● **WRITTEN INSTRUCTION**
Extract every line that contains the string "JSON".

— start SUPPLIED RECORDS —

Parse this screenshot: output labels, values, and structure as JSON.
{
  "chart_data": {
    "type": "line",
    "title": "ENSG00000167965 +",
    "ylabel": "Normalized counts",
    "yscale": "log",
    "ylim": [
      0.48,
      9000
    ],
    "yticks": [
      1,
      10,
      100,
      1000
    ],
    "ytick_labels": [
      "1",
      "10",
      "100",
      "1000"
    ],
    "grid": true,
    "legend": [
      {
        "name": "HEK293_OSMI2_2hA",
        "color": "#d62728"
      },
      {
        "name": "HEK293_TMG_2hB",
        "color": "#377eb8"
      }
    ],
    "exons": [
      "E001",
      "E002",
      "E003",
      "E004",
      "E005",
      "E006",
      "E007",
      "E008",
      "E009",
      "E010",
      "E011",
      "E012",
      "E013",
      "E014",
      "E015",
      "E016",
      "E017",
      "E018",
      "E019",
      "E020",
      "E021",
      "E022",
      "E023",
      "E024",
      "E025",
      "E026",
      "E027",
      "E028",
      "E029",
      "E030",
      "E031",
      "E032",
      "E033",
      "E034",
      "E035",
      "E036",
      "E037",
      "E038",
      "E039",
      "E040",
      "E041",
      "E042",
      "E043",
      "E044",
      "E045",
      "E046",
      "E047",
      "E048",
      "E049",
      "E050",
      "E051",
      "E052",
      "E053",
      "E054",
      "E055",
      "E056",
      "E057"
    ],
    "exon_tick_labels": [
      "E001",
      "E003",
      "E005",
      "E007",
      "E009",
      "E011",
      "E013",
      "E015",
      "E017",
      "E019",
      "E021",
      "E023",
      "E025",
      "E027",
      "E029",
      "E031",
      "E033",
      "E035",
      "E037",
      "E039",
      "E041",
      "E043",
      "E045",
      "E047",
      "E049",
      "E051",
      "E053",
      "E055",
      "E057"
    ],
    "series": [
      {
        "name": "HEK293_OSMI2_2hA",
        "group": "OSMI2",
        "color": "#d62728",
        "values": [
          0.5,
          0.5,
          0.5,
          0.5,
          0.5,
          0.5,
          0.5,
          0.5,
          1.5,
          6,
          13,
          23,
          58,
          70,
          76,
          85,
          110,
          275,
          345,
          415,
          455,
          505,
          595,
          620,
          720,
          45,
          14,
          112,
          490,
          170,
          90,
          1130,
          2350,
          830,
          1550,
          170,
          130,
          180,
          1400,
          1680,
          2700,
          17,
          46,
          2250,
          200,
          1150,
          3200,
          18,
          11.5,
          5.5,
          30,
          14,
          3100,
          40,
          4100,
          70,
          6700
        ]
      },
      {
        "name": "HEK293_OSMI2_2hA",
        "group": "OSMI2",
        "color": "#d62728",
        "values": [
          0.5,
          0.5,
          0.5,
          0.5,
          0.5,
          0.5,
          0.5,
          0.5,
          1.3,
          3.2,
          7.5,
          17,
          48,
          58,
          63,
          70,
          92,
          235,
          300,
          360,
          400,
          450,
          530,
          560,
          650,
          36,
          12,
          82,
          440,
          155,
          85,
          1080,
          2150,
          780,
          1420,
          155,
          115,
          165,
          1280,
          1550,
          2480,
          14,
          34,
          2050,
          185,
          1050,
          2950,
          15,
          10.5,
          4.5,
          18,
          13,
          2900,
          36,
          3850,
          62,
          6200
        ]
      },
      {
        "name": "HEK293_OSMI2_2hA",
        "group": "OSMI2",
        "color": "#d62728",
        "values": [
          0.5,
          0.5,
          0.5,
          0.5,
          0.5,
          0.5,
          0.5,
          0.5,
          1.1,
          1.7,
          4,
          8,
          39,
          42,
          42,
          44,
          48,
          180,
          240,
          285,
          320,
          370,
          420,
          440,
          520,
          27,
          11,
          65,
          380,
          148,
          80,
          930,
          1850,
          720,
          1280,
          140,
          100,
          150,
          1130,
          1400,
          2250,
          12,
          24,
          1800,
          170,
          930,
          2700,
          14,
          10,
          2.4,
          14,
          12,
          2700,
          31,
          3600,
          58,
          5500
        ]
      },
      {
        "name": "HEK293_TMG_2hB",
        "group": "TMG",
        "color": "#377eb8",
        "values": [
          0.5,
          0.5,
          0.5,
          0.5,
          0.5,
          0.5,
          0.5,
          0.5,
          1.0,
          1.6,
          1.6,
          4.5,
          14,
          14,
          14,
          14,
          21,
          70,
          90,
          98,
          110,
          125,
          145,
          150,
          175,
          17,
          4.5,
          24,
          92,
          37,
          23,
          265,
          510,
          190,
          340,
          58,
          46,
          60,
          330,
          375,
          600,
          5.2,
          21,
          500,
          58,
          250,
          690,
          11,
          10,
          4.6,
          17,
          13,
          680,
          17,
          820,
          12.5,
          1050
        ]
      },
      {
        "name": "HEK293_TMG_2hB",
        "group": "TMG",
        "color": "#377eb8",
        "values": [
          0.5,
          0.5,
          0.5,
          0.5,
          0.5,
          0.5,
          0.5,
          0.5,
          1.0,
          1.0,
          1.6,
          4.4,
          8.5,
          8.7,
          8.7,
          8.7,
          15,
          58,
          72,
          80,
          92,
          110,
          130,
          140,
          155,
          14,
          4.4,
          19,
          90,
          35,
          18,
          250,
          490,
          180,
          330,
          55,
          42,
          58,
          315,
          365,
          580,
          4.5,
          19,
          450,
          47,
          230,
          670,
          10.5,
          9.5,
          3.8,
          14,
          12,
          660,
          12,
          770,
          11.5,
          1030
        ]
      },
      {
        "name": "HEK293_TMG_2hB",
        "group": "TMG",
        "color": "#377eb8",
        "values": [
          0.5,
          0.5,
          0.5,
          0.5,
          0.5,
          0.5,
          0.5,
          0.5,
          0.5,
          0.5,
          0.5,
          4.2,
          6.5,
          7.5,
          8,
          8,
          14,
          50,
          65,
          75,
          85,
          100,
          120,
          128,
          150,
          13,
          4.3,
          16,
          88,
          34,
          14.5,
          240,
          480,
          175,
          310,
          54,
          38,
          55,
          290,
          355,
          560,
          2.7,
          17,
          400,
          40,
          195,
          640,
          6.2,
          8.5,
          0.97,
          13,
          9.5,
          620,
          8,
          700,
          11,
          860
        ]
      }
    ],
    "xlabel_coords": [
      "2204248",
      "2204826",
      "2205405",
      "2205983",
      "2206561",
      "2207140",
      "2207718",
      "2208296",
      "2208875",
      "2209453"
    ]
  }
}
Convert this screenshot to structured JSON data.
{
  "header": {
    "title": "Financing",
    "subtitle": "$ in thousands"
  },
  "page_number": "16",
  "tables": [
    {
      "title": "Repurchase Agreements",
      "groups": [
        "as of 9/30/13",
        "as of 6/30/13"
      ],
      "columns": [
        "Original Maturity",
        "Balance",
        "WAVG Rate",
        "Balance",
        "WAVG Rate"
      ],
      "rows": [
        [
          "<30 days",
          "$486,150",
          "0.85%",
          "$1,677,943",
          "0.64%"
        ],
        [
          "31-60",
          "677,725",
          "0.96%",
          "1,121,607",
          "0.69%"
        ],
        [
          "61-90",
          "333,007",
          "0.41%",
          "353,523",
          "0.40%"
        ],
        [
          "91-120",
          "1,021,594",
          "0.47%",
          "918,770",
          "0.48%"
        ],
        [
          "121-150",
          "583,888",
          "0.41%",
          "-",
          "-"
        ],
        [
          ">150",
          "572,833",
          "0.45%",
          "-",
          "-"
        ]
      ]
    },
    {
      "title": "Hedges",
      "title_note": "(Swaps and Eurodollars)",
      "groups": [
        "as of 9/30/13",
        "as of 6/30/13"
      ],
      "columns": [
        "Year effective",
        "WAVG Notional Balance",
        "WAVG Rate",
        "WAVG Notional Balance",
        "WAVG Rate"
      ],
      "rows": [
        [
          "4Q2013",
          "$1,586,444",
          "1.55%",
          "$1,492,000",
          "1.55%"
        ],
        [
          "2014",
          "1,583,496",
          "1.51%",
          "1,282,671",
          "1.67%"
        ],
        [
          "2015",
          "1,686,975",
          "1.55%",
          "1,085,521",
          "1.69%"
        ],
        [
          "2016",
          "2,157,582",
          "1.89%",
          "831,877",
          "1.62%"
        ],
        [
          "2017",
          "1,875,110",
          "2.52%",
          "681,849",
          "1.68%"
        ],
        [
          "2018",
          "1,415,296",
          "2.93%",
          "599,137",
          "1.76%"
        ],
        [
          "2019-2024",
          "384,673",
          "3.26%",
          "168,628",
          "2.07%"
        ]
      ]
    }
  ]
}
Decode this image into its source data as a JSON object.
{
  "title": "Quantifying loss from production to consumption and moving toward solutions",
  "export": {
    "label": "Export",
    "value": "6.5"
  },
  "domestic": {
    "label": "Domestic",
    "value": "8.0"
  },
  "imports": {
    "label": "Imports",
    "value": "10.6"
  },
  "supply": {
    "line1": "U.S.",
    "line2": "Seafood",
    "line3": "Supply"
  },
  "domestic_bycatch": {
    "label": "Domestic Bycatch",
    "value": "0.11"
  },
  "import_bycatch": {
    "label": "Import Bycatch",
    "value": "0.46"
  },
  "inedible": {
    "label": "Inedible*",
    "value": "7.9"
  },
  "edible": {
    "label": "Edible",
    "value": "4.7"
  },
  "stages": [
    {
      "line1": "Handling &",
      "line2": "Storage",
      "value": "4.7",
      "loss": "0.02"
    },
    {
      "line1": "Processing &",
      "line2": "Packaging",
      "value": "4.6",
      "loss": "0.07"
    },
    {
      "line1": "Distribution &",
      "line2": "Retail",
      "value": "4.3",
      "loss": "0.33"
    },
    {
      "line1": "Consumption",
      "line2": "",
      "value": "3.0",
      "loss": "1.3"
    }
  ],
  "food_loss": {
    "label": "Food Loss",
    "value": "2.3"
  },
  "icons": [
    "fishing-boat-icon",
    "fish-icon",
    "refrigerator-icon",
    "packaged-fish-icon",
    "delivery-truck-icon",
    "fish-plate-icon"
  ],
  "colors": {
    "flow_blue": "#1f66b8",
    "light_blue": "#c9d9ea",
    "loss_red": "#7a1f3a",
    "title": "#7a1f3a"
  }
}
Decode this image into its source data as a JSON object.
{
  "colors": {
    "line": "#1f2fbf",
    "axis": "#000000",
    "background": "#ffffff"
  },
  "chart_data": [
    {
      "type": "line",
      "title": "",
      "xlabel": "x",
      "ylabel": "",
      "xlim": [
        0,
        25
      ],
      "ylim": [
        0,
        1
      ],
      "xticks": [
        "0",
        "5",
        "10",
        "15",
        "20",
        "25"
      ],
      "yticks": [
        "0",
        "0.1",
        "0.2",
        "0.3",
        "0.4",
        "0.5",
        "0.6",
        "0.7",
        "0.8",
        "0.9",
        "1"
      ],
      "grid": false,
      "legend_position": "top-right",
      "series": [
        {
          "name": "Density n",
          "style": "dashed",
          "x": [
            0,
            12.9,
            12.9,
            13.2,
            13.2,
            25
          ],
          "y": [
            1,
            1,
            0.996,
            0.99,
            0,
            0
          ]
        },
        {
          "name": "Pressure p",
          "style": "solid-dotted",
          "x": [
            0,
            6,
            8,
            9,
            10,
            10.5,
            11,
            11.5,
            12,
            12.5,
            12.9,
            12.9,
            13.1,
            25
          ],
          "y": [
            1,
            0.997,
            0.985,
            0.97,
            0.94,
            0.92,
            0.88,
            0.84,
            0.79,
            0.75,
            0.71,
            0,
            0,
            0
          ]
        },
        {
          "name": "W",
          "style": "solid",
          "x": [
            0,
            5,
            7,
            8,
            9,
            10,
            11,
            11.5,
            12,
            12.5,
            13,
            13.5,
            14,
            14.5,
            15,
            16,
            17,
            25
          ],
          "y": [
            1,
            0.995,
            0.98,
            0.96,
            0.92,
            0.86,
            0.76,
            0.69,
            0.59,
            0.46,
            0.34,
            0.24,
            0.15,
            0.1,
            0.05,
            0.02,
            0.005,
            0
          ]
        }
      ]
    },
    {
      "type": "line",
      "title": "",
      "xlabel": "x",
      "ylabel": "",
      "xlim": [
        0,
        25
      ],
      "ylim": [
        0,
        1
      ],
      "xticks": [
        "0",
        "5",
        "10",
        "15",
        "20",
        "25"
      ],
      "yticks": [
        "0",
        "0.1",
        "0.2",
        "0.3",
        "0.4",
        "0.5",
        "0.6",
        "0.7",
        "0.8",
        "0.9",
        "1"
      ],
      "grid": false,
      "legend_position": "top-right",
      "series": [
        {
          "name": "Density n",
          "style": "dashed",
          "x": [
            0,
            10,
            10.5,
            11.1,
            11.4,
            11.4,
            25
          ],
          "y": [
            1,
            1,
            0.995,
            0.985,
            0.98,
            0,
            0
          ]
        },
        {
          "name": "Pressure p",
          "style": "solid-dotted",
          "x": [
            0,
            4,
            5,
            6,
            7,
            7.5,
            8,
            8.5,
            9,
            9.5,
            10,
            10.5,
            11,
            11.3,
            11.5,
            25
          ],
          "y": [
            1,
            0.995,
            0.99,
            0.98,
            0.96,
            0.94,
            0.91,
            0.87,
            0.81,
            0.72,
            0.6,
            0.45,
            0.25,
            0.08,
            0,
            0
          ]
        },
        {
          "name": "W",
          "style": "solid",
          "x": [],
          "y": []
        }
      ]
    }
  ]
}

— end SUPPLIED RECORDS —

● **CORRECT ANSWER**
Parse this screenshot: output labels, values, and structure as JSON.
Convert this screenshot to structured JSON data.
Decode this image into its source data as a JSON object.
Decode this image into its source data as a JSON object.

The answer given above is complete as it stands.